What you have to do: Would you pull out every line of the material that contains the string "unit"?

Task data:
[start]

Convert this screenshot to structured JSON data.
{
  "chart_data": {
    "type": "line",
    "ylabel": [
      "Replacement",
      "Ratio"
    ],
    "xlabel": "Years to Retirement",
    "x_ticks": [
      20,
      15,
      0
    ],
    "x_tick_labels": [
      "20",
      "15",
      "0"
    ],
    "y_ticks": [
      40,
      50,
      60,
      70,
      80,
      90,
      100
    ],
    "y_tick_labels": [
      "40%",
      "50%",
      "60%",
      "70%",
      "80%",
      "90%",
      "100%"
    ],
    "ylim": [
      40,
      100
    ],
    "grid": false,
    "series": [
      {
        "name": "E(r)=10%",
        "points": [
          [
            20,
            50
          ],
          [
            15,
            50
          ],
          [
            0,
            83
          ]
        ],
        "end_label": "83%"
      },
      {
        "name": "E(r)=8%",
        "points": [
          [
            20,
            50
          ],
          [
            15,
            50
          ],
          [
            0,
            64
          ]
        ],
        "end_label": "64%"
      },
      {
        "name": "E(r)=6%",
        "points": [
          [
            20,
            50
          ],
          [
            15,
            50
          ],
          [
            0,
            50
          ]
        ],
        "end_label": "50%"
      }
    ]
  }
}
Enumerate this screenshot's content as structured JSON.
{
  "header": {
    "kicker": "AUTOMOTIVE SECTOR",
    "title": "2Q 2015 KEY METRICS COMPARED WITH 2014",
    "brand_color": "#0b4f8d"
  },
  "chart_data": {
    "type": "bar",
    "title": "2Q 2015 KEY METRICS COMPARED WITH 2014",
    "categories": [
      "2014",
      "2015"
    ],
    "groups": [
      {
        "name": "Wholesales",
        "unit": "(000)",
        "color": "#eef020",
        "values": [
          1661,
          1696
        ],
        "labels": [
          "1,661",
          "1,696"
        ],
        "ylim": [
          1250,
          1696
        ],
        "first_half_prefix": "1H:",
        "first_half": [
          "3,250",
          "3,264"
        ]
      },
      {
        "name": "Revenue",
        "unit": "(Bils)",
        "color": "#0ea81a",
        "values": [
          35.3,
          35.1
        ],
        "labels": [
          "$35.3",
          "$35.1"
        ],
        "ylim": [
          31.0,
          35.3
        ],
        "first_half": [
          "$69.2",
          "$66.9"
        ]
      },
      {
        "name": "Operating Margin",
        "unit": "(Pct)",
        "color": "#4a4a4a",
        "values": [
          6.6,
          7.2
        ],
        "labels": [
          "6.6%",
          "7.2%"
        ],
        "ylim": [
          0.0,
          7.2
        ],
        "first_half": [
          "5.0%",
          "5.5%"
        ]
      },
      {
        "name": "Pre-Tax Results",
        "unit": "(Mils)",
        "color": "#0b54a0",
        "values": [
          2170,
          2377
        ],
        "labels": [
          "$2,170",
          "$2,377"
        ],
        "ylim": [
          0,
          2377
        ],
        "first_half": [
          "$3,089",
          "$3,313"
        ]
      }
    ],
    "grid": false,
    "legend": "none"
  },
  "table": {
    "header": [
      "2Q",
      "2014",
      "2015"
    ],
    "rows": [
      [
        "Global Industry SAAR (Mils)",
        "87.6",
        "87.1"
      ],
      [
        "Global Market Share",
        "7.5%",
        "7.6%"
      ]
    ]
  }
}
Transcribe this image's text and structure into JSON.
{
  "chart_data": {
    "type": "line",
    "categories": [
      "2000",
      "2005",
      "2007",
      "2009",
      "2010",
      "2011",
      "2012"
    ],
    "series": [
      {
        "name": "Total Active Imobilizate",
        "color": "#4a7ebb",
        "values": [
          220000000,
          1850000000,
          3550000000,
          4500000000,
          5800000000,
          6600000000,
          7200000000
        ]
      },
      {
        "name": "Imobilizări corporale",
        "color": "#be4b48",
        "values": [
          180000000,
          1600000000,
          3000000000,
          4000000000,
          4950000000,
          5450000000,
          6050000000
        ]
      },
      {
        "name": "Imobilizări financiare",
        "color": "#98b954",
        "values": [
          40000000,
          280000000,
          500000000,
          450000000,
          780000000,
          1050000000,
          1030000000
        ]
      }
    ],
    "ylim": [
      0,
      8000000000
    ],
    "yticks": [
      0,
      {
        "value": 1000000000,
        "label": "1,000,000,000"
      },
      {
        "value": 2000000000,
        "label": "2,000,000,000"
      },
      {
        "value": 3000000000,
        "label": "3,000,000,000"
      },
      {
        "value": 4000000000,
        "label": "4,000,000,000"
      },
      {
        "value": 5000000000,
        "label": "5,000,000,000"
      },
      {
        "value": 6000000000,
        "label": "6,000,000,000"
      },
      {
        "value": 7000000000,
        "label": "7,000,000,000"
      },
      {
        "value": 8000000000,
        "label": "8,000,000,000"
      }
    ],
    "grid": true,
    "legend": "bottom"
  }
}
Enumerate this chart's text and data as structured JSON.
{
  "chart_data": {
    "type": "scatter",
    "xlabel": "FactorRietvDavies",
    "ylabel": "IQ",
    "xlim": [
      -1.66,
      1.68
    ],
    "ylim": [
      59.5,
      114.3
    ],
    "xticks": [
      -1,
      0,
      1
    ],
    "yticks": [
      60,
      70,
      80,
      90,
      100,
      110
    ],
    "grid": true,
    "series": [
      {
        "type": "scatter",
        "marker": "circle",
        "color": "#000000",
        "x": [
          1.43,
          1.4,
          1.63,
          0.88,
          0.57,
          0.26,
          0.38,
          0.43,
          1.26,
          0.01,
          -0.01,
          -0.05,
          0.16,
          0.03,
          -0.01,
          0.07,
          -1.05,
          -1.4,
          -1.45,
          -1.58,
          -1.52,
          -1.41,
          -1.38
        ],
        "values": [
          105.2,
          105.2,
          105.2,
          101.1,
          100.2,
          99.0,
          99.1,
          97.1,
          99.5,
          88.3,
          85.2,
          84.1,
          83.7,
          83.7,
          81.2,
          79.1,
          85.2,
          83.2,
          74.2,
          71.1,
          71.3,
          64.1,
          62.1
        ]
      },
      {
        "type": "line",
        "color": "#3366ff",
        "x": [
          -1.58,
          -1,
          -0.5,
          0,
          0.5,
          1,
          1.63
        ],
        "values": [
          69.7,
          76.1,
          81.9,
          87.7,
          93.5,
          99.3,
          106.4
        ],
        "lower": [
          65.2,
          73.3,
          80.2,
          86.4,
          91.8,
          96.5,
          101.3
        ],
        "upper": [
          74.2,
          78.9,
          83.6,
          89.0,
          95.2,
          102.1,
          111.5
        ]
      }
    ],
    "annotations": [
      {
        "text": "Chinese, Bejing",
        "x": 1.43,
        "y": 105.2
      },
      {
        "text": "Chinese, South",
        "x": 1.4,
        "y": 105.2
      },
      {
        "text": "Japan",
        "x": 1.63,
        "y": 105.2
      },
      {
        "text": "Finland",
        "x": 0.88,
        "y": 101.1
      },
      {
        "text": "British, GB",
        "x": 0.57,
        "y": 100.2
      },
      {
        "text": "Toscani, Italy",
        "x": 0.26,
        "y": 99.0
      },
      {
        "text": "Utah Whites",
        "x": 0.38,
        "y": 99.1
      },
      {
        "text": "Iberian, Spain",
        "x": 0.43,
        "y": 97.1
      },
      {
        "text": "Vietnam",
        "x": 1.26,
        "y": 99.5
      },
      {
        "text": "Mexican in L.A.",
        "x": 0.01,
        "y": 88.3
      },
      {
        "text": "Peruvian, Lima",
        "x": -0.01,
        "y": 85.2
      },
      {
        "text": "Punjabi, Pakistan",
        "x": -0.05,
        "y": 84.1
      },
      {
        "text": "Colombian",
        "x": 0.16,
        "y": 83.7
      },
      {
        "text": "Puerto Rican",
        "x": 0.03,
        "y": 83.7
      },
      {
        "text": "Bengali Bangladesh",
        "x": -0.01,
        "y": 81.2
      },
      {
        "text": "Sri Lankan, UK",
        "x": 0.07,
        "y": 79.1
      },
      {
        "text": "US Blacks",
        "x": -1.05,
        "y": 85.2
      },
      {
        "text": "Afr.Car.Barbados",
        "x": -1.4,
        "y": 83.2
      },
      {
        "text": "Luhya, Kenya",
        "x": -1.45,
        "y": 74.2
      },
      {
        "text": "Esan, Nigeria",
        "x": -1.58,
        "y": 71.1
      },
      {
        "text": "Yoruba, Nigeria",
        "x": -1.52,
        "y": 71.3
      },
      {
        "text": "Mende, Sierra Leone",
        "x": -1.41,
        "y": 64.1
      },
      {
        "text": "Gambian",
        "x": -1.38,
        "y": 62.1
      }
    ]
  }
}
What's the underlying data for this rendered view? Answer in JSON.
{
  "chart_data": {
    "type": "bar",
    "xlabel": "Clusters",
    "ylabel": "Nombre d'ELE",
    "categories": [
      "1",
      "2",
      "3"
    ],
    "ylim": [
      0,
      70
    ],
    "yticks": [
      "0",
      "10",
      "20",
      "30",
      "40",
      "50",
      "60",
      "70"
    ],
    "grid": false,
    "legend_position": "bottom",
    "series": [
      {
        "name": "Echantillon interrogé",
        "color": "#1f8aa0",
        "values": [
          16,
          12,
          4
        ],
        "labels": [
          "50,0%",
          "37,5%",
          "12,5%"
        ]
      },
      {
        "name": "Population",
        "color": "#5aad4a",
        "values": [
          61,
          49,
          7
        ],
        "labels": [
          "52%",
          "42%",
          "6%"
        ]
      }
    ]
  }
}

[end]

Answer to the task:
        "unit": "(000)",
        "unit": "(Bils)",
        "unit": "(Pct)",
        "unit": "(Mils)",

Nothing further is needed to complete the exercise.